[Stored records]
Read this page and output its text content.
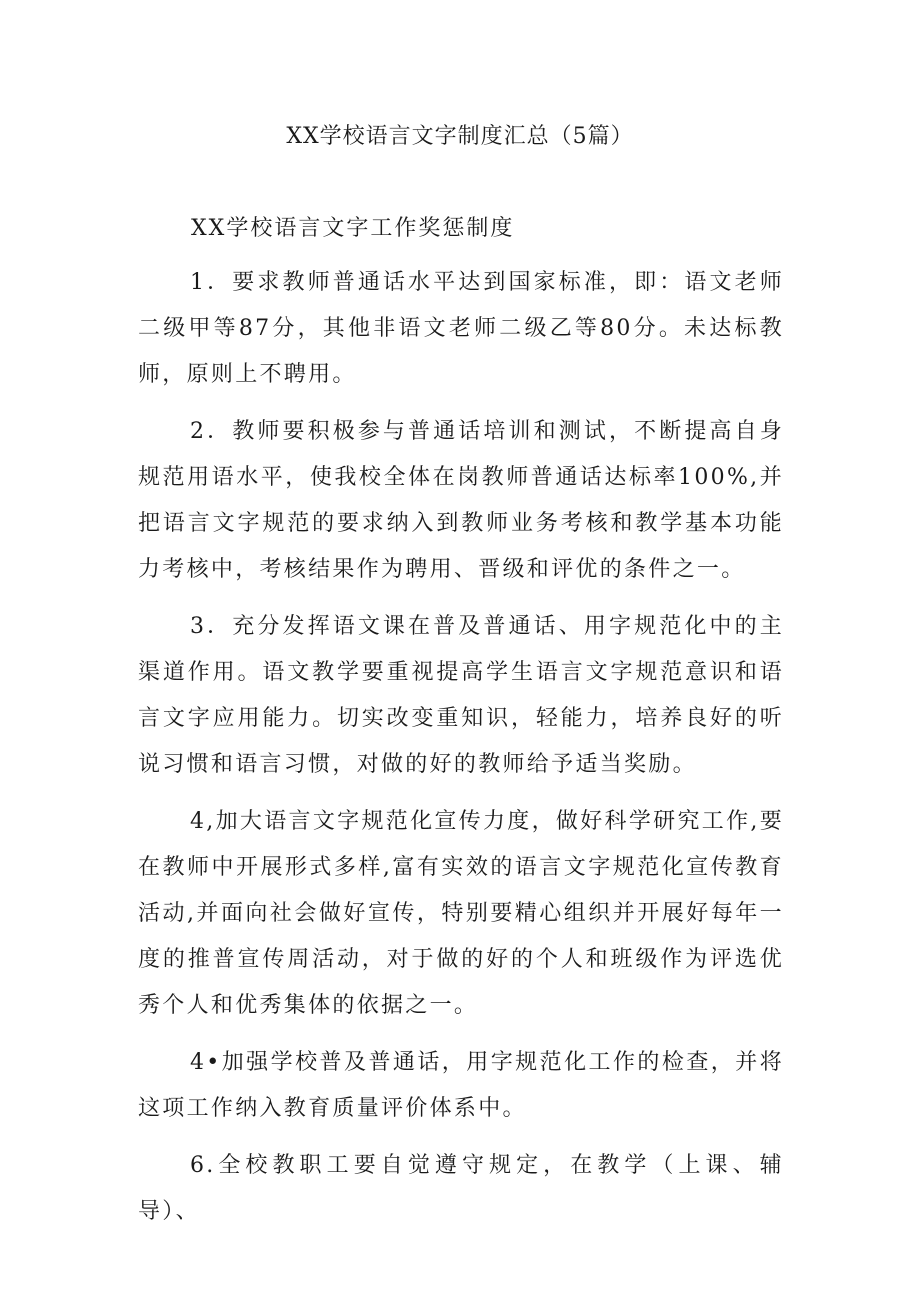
XX学校语言文字制度汇总（5篇）
XX学校语言文字工作奖惩制度

1．要求教师普通话水平达到国家标准，即：语文老师二级甲等87分，其他非语文老师二级乙等80分。未达标教师，原则上不聘用。

2．教师要积极参与普通话培训和测试，不断提高自身规范用语水平，使我校全体在岗教师普通话达标率100%,并把语言文字规范的要求纳入到教师业务考核和教学基本功能力考核中，考核结果作为聘用、晋级和评优的条件之一。

3．充分发挥语文课在普及普通话、用字规范化中的主渠道作用。语文教学要重视提高学生语言文字规范意识和语言文字应用能力。切实改变重知识，轻能力，培养良好的听说习惯和语言习惯，对做的好的教师给予适当奖励。

4,加大语言文字规范化宣传力度，做好科学研究工作,要在教师中开展形式多样,富有实效的语言文字规范化宣传教育活动,并面向社会做好宣传，特别要精心组织并开展好每年一度的推普宣传周活动，对于做的好的个人和班级作为评选优秀个人和优秀集体的依据之一。

4•加强学校普及普通话，用字规范化工作的检查，并将这项工作纳入教育质量评价体系中。

6.全校教职工要自觉遵守规定，在教学（上课、辅导）、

# TASK STATEMENT
Quote the records in full and exactly; skip any image.

# WORKED ANSWER
Read this page and output its text content.
XX学校语言文字制度汇总（5篇）
XX学校语言文字工作奖惩制度

1．要求教师普通话水平达到国家标准，即：语文老师二级甲等87分，其他非语文老师二级乙等80分。未达标教师，原则上不聘用。

2．教师要积极参与普通话培训和测试，不断提高自身规范用语水平，使我校全体在岗教师普通话达标率100%,并把语言文字规范的要求纳入到教师业务考核和教学基本功能力考核中，考核结果作为聘用、晋级和评优的条件之一。

3．充分发挥语文课在普及普通话、用字规范化中的主渠道作用。语文教学要重视提高学生语言文字规范意识和语言文字应用能力。切实改变重知识，轻能力，培养良好的听说习惯和语言习惯，对做的好的教师给予适当奖励。

4,加大语言文字规范化宣传力度，做好科学研究工作,要在教师中开展形式多样,富有实效的语言文字规范化宣传教育活动,并面向社会做好宣传，特别要精心组织并开展好每年一度的推普宣传周活动，对于做的好的个人和班级作为评选优秀个人和优秀集体的依据之一。

4•加强学校普及普通话，用字规范化工作的检查，并将这项工作纳入教育质量评价体系中。

6.全校教职工要自觉遵守规定，在教学（上课、辅导）、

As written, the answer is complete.